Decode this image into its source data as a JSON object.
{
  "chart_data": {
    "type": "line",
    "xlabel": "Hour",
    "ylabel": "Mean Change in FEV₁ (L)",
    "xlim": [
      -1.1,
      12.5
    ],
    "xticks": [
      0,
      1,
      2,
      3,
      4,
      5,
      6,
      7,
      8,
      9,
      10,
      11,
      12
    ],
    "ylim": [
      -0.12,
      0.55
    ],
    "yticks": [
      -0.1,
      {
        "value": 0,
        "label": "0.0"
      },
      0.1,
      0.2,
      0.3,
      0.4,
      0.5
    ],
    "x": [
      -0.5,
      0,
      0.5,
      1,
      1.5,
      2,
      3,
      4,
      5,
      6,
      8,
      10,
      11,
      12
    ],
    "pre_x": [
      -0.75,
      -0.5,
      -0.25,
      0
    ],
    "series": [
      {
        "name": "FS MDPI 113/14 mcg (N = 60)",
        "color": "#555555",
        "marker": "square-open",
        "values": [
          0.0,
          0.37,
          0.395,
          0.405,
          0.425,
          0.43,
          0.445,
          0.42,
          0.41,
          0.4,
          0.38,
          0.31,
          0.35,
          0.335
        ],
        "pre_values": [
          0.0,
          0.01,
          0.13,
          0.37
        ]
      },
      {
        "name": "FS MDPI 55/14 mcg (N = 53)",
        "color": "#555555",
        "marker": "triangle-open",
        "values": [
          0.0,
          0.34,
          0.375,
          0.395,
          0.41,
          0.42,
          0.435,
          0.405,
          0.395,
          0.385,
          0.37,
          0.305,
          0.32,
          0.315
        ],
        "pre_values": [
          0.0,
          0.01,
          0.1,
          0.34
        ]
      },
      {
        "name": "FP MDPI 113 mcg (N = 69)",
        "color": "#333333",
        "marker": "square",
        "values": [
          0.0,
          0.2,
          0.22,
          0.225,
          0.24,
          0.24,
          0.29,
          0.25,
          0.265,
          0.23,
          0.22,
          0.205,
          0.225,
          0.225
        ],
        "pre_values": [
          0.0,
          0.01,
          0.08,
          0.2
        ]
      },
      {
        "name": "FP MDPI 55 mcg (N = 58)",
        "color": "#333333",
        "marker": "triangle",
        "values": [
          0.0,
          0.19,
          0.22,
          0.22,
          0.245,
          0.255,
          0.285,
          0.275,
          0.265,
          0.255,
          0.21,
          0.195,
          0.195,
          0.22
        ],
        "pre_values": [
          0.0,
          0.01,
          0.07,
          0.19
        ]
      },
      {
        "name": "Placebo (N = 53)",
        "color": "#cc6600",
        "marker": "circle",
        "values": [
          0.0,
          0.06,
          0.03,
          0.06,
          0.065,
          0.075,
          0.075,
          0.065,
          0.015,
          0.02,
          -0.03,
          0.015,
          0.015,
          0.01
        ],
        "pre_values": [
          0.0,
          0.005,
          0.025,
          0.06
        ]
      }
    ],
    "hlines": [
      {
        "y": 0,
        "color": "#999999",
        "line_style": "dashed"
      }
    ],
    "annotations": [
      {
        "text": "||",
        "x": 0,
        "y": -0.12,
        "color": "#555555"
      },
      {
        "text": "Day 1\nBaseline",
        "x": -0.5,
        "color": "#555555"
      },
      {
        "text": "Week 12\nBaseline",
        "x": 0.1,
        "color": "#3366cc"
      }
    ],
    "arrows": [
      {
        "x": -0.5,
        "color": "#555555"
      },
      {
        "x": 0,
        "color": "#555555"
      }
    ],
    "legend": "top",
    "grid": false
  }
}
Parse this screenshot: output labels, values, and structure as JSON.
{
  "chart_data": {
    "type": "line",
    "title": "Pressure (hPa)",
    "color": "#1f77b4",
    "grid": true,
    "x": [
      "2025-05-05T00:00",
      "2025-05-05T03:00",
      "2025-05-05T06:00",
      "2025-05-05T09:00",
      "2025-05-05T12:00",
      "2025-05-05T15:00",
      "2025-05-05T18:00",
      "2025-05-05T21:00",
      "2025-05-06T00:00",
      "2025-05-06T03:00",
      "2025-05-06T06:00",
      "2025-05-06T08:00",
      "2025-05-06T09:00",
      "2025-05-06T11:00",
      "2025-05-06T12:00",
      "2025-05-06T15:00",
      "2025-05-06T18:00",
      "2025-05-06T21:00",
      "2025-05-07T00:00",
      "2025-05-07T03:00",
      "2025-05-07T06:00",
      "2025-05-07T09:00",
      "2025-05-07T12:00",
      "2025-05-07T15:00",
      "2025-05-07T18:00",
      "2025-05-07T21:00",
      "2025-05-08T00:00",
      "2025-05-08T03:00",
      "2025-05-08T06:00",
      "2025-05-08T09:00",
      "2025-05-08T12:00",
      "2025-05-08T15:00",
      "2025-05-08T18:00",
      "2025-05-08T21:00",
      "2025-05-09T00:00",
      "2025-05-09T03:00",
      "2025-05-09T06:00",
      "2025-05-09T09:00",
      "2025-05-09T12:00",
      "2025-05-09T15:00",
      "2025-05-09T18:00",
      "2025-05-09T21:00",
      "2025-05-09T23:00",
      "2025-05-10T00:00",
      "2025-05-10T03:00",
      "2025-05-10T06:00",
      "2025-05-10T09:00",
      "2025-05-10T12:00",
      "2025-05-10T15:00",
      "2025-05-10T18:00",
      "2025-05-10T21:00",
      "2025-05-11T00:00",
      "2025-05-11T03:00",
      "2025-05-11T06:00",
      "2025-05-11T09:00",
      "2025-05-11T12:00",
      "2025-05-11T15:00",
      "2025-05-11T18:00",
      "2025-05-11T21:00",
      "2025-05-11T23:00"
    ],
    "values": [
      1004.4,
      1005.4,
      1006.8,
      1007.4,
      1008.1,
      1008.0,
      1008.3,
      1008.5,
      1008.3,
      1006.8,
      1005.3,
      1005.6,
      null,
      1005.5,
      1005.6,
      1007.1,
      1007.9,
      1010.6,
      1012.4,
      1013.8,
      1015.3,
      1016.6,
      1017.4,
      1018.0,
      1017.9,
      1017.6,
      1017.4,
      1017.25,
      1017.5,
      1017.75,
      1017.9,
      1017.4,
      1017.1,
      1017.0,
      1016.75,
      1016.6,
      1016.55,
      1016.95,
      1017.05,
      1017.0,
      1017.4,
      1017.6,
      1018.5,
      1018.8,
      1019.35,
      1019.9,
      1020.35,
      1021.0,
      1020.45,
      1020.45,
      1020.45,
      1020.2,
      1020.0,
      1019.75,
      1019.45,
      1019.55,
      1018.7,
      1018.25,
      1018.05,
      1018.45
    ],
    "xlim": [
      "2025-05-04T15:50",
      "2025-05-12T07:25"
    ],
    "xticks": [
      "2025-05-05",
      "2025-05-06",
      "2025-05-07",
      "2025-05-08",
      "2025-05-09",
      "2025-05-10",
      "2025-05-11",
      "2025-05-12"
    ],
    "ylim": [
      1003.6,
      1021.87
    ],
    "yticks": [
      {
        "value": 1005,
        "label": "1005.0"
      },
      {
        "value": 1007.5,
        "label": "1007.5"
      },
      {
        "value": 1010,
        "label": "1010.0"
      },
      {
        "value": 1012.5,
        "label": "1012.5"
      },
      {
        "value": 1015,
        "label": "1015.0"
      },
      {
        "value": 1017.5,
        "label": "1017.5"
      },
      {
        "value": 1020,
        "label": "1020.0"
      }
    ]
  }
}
--
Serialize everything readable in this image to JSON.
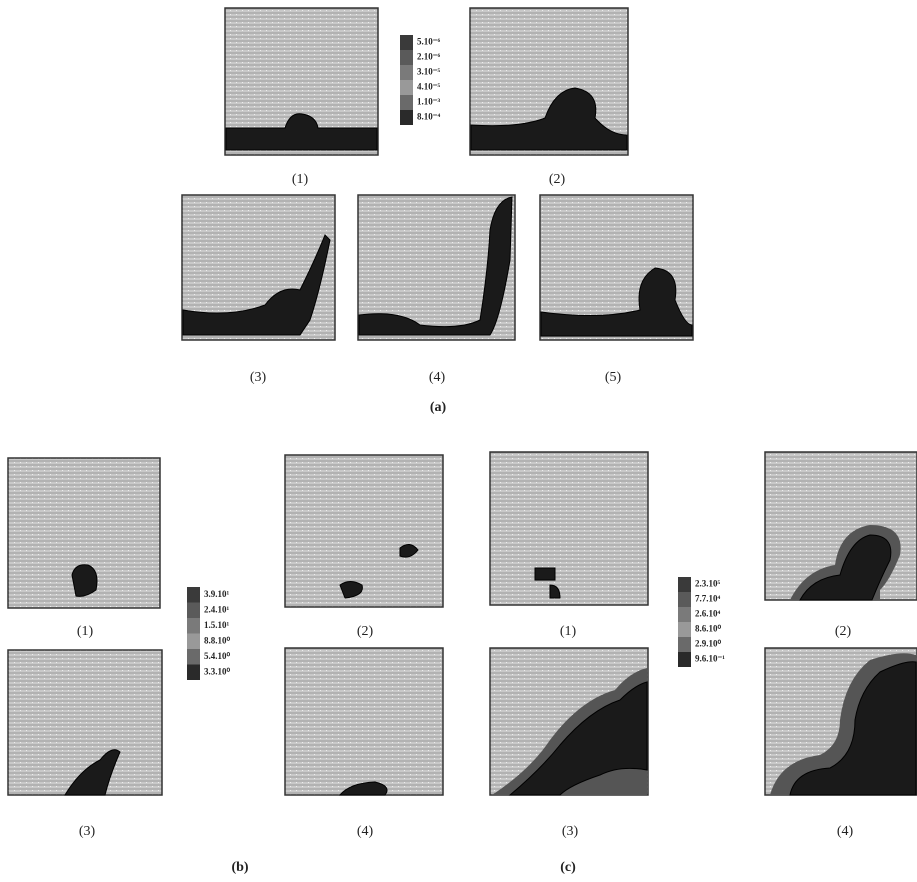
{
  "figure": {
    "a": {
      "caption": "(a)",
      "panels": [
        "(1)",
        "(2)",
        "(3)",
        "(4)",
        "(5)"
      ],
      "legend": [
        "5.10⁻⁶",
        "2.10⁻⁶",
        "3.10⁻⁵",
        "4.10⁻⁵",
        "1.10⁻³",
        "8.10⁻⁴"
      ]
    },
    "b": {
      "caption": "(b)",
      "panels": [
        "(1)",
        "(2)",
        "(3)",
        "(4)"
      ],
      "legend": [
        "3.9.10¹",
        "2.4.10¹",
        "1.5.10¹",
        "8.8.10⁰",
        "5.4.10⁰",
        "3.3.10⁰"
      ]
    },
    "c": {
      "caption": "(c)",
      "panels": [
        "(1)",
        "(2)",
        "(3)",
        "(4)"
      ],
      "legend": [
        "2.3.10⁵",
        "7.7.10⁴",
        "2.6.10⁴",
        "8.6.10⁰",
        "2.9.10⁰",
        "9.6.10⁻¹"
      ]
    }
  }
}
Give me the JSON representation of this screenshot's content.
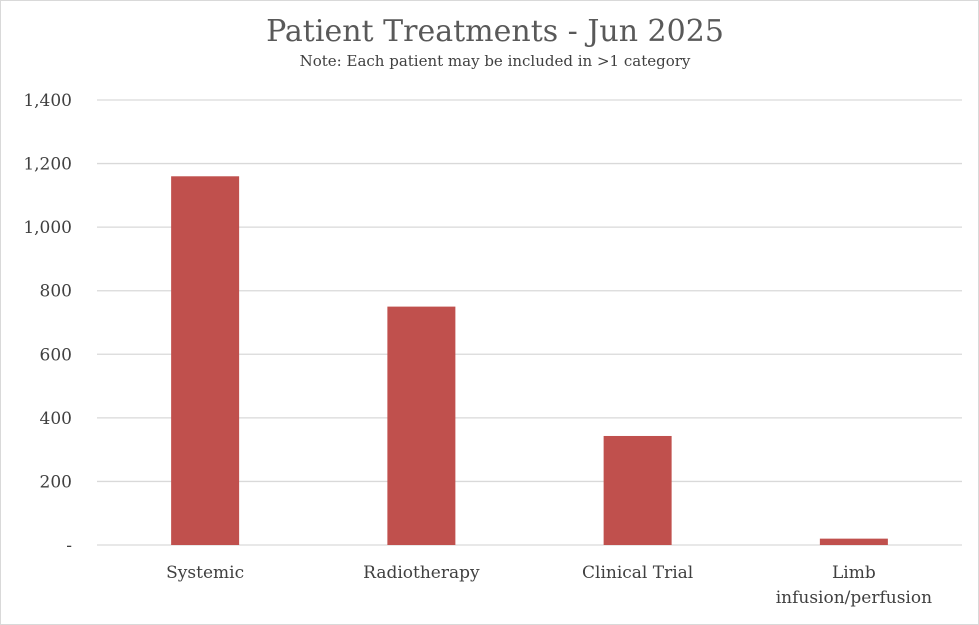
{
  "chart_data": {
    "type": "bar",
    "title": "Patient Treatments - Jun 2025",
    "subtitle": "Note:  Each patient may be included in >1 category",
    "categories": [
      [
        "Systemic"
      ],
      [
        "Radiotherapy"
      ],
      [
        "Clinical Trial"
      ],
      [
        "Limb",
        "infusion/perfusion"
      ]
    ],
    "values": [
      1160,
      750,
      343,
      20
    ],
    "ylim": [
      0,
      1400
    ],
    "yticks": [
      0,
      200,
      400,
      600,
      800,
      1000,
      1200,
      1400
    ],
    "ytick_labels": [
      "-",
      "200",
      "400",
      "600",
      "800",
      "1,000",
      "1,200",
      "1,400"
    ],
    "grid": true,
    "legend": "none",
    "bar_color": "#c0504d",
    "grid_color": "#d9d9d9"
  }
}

### [What you will do]
Leave out every line without the string "screenshot" and copy the rest.

### [Reply to the exercise]
Parse this screenshot: output labels, values, and structure as JSON.
Give me the JSON representation of this screenshot's content.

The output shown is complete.